— EXERCISE —
Leave out the pictures and copy everything else in the entries exactly.

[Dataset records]
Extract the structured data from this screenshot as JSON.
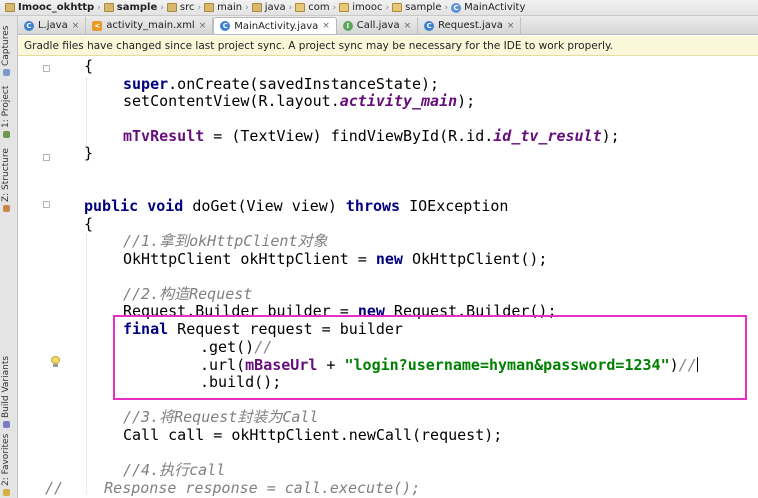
{
  "breadcrumb": [
    "Imooc_okhttp",
    "sample",
    "src",
    "main",
    "java",
    "com",
    "imooc",
    "sample",
    "MainActivity"
  ],
  "tabs": [
    {
      "label": "L.java",
      "icon": "class-icon",
      "active": false
    },
    {
      "label": "activity_main.xml",
      "icon": "xml-icon",
      "active": false
    },
    {
      "label": "MainActivity.java",
      "icon": "class-icon",
      "active": true
    },
    {
      "label": "Call.java",
      "icon": "interface-icon",
      "active": false
    },
    {
      "label": "Request.java",
      "icon": "class-icon",
      "active": false
    }
  ],
  "close_glyph": "×",
  "notice": "Gradle files have changed since last project sync. A project sync may be necessary for the IDE to work properly.",
  "tool_windows": {
    "captures": "Captures",
    "project": "1: Project",
    "structure": "Z: Structure",
    "build_variants": "Build Variants",
    "favorites": "2: Favorites"
  },
  "code": {
    "l1": "{",
    "l2_kw": "super",
    "l2_rest": ".onCreate(savedInstanceState);",
    "l3_a": "setContentView(R.layout.",
    "l3_b": "activity_main",
    "l3_c": ");",
    "l4_a": "mTvResult",
    "l4_b": " = (TextView) findViewById(R.id.",
    "l4_c": "id_tv_result",
    "l4_d": ");",
    "l5": "}",
    "l6_a": "public",
    "l6_b": "void",
    "l6_c": " doGet(View view) ",
    "l6_d": "throws",
    "l6_e": " IOException",
    "l7": "{",
    "l8": "//1.拿到okHttpClient对象",
    "l9_a": "OkHttpClient okHttpClient = ",
    "l9_b": "new",
    "l9_c": " OkHttpClient();",
    "l10": "//2.构造Request",
    "l11_a": "Request.Builder builder = ",
    "l11_b": "new",
    "l11_c": " Request.Builder();",
    "l12_a": "final",
    "l12_b": " Request request = builder",
    "l13_a": ".get()",
    "l13_b": "//",
    "l14_a": ".url(",
    "l14_b": "mBaseUrl",
    "l14_c": " + ",
    "l14_d": "\"login?username=hyman&password=1234\"",
    "l14_e": ")",
    "l14_f": "//",
    "l15": ".build();",
    "l16": "//3.将Request封装为Call",
    "l17": "Call call = okHttpClient.newCall(request);",
    "l18": "//4.执行call",
    "l19_a": "//",
    "l19_b": "   Response response = call.execute();"
  },
  "colors": {
    "keyword": "#000080",
    "field": "#660e7a",
    "string": "#008000",
    "comment": "#808080",
    "highlight_box": "#e52fc5",
    "notice_bg": "#fbf7d9"
  }
}
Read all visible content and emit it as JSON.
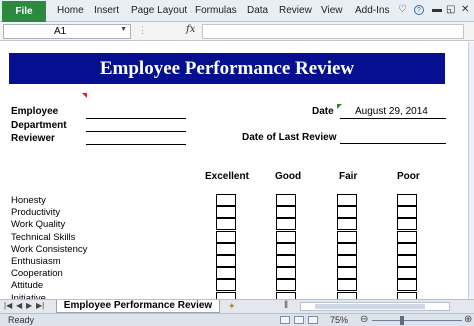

— RESULT OF THIS TASK —
Extract the structured data from this screenshot as JSON.
{
  "breadcrumb": [
    "Imooc_okhttp",
    "sample",
    "src",
    "main",
    "java",
    "com",
    "imooc",
    "sample",
    "MainActivity"
  ],
  "tabs": [
    {
      "label": "L.java",
      "icon": "class-icon",
      "active": false
    },
    {
      "label": "activity_main.xml",
      "icon": "xml-icon",
      "active": false
    },
    {
      "label": "MainActivity.java",
      "icon": "class-icon",
      "active": true
    },
    {
      "label": "Call.java",
      "icon": "interface-icon",
      "active": false
    },
    {
      "label": "Request.java",
      "icon": "class-icon",
      "active": false
    }
  ],
  "close_glyph": "×",
  "notice": "Gradle files have changed since last project sync. A project sync may be necessary for the IDE to work properly.",
  "tool_windows": {
    "captures": "Captures",
    "project": "1: Project",
    "structure": "Z: Structure",
    "build_variants": "Build Variants",
    "favorites": "2: Favorites"
  },
  "code": {
    "l1": "{",
    "l2_kw": "super",
    "l2_rest": ".onCreate(savedInstanceState);",
    "l3_a": "setContentView(R.layout.",
    "l3_b": "activity_main",
    "l3_c": ");",
    "l4_a": "mTvResult",
    "l4_b": " = (TextView) findViewById(R.id.",
    "l4_c": "id_tv_result",
    "l4_d": ");",
    "l5": "}",
    "l6_a": "public",
    "l6_b": "void",
    "l6_c": " doGet(View view) ",
    "l6_d": "throws",
    "l6_e": " IOException",
    "l7": "{",
    "l8": "//1.拿到okHttpClient对象",
    "l9_a": "OkHttpClient okHttpClient = ",
    "l9_b": "new",
    "l9_c": " OkHttpClient();",
    "l10": "//2.构造Request",
    "l11_a": "Request.Builder builder = ",
    "l11_b": "new",
    "l11_c": " Request.Builder();",
    "l12_a": "final",
    "l12_b": " Request request = builder",
    "l13_a": ".get()",
    "l13_b": "//",
    "l14_a": ".url(",
    "l14_b": "mBaseUrl",
    "l14_c": " + ",
    "l14_d": "\"login?username=hyman&password=1234\"",
    "l14_e": ")",
    "l14_f": "//",
    "l15": ".build();",
    "l16": "//3.将Request封装为Call",
    "l17": "Call call = okHttpClient.newCall(request);",
    "l18": "//4.执行call",
    "l19_a": "//",
    "l19_b": "   Response response = call.execute();"
  },
  "colors": {
    "keyword": "#000080",
    "field": "#660e7a",
    "string": "#008000",
    "comment": "#808080",
    "highlight_box": "#e52fc5",
    "notice_bg": "#fbf7d9"
  }
}
Read all visible content and emit it as JSON.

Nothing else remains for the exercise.